"""

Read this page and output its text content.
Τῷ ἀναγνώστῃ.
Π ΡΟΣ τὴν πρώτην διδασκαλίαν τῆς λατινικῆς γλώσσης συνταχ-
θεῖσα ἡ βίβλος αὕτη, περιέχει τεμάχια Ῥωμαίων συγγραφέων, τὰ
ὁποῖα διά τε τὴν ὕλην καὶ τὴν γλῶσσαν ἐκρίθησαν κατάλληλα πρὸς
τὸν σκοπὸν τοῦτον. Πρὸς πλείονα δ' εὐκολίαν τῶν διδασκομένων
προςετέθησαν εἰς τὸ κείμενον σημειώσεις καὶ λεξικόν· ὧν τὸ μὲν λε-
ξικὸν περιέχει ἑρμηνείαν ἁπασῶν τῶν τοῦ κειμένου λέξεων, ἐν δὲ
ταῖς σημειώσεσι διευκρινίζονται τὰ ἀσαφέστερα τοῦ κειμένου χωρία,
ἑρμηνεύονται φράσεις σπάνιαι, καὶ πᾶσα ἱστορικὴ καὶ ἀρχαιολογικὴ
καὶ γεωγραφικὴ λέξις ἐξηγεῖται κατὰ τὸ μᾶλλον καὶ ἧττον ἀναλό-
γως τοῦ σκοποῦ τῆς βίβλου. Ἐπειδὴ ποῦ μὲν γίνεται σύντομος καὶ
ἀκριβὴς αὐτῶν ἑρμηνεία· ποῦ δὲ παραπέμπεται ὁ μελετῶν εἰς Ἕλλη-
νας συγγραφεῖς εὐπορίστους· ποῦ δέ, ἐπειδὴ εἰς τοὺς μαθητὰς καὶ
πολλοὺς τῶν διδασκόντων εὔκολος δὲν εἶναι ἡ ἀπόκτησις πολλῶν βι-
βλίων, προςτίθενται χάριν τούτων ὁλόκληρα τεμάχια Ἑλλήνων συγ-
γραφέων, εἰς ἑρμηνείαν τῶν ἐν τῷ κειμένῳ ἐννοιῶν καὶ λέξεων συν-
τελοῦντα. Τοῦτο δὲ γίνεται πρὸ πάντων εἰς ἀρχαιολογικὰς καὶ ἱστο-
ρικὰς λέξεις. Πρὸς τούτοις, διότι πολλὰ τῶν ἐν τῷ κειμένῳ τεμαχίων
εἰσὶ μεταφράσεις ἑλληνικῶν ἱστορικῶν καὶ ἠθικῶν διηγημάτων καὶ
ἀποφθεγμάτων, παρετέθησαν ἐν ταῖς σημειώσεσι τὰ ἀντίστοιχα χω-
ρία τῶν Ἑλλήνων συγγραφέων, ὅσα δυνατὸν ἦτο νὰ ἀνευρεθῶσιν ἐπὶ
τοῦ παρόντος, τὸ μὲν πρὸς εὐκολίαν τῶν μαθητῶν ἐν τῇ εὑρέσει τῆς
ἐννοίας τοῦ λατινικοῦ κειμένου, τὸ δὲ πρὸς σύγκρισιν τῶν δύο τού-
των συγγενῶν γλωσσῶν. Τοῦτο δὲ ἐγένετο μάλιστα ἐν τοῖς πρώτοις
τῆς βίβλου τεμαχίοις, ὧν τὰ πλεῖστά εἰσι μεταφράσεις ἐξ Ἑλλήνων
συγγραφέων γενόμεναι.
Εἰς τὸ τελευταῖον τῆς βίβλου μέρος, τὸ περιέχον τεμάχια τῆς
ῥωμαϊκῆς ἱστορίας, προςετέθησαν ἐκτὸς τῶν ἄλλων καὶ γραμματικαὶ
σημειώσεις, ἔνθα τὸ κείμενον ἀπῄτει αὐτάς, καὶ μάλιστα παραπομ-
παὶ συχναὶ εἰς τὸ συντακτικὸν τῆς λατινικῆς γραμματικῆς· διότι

"""

All lines above containing the string "περιέχει" are to be collected.

θεῖσα ἡ βίβλος αὕτη, περιέχει τεμάχια Ῥωμαίων συγγραφέων, τὰ
ξικὸν περιέχει ἑρμηνείαν ἁπασῶν τῶν τοῦ κειμένου λέξεων, ἐν δὲ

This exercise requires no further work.